**Polecenie**:
Przepisz wszystkie poniższe wpisy, linia po linii, bez wprowadzania jakichkolwiek zmian.
▼
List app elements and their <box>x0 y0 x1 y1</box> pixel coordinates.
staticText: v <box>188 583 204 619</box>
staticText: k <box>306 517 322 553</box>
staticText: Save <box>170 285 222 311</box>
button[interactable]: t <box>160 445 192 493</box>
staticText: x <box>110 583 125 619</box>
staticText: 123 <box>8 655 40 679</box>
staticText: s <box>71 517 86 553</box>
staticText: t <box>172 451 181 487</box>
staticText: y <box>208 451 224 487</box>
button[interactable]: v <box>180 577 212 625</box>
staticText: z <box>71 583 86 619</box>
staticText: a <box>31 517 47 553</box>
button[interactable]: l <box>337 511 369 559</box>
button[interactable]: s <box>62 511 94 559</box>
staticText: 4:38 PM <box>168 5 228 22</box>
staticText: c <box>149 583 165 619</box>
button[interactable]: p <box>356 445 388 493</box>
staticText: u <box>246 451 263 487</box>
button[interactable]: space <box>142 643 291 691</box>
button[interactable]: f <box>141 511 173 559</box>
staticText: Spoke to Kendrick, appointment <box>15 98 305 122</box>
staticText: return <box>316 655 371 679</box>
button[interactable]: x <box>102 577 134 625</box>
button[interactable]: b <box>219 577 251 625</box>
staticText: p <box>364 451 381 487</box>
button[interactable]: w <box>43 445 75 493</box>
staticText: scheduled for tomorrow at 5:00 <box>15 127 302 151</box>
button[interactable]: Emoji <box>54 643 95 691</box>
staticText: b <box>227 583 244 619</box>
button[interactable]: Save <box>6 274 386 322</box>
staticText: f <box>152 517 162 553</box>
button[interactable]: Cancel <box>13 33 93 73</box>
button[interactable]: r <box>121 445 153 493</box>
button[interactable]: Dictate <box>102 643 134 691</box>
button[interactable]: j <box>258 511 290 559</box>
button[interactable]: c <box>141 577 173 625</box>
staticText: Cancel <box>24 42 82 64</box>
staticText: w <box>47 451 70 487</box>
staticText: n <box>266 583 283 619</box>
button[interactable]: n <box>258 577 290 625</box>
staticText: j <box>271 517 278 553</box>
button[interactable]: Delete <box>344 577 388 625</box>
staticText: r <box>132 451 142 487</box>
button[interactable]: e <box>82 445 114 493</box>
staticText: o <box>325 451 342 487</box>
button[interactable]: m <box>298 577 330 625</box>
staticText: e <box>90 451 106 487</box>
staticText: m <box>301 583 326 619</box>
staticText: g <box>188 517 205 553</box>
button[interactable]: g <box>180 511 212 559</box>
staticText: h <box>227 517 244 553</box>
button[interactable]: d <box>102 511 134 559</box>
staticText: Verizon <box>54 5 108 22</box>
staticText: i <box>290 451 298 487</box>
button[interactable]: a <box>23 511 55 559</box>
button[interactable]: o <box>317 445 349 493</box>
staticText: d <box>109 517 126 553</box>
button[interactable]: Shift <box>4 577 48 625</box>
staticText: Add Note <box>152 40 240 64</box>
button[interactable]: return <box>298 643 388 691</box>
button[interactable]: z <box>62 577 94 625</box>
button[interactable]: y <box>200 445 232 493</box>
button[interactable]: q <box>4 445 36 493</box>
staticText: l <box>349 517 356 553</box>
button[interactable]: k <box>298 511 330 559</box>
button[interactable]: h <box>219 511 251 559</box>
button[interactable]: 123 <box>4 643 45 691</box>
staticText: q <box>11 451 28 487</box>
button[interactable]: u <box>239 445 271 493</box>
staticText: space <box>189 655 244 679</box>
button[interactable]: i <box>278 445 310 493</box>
▲
**Wynik końcowy**:
List app elements and their <box>x0 y0 x1 y1</box> pixel coordinates.
staticText: v <box>188 583 204 619</box>
staticText: k <box>306 517 322 553</box>
staticText: Save <box>170 285 222 311</box>
button[interactable]: t <box>160 445 192 493</box>
staticText: x <box>110 583 125 619</box>
staticText: 123 <box>8 655 40 679</box>
staticText: s <box>71 517 86 553</box>
staticText: t <box>172 451 181 487</box>
staticText: y <box>208 451 224 487</box>
button[interactable]: v <box>180 577 212 625</box>
staticText: z <box>71 583 86 619</box>
staticText: a <box>31 517 47 553</box>
button[interactable]: l <box>337 511 369 559</box>
button[interactable]: s <box>62 511 94 559</box>
staticText: 4:38 PM <box>168 5 228 22</box>
staticText: c <box>149 583 165 619</box>
button[interactable]: p <box>356 445 388 493</box>
staticText: u <box>246 451 263 487</box>
button[interactable]: space <box>142 643 291 691</box>
button[interactable]: f <box>141 511 173 559</box>
staticText: Spoke to Kendrick, appointment <box>15 98 305 122</box>
staticText: return <box>316 655 371 679</box>
button[interactable]: x <box>102 577 134 625</box>
button[interactable]: b <box>219 577 251 625</box>
staticText: p <box>364 451 381 487</box>
button[interactable]: w <box>43 445 75 493</box>
staticText: scheduled for tomorrow at 5:00 <box>15 127 302 151</box>
button[interactable]: Emoji <box>54 643 95 691</box>
staticText: b <box>227 583 244 619</box>
button[interactable]: Save <box>6 274 386 322</box>
staticText: f <box>152 517 162 553</box>
button[interactable]: Cancel <box>13 33 93 73</box>
button[interactable]: r <box>121 445 153 493</box>
button[interactable]: Dictate <box>102 643 134 691</box>
button[interactable]: j <box>258 511 290 559</box>
button[interactable]: c <box>141 577 173 625</box>
staticText: Cancel <box>24 42 82 64</box>
staticText: w <box>47 451 70 487</box>
staticText: n <box>266 583 283 619</box>
button[interactable]: n <box>258 577 290 625</box>
staticText: j <box>271 517 278 553</box>
button[interactable]: Delete <box>344 577 388 625</box>
staticText: r <box>132 451 142 487</box>
button[interactable]: e <box>82 445 114 493</box>
staticText: o <box>325 451 342 487</box>
button[interactable]: m <box>298 577 330 625</box>
staticText: e <box>90 451 106 487</box>
staticText: m <box>301 583 326 619</box>
staticText: g <box>188 517 205 553</box>
button[interactable]: g <box>180 511 212 559</box>
staticText: h <box>227 517 244 553</box>
button[interactable]: d <box>102 511 134 559</box>
staticText: Verizon <box>54 5 108 22</box>
staticText: i <box>290 451 298 487</box>
button[interactable]: a <box>23 511 55 559</box>
button[interactable]: o <box>317 445 349 493</box>
staticText: d <box>109 517 126 553</box>
button[interactable]: Shift <box>4 577 48 625</box>
staticText: Add Note <box>152 40 240 64</box>
button[interactable]: return <box>298 643 388 691</box>
button[interactable]: z <box>62 577 94 625</box>
button[interactable]: y <box>200 445 232 493</box>
button[interactable]: q <box>4 445 36 493</box>
staticText: l <box>349 517 356 553</box>
button[interactable]: k <box>298 511 330 559</box>
button[interactable]: h <box>219 511 251 559</box>
button[interactable]: 123 <box>4 643 45 691</box>
staticText: q <box>11 451 28 487</box>
button[interactable]: u <box>239 445 271 493</box>
staticText: space <box>189 655 244 679</box>
button[interactable]: i <box>278 445 310 493</box>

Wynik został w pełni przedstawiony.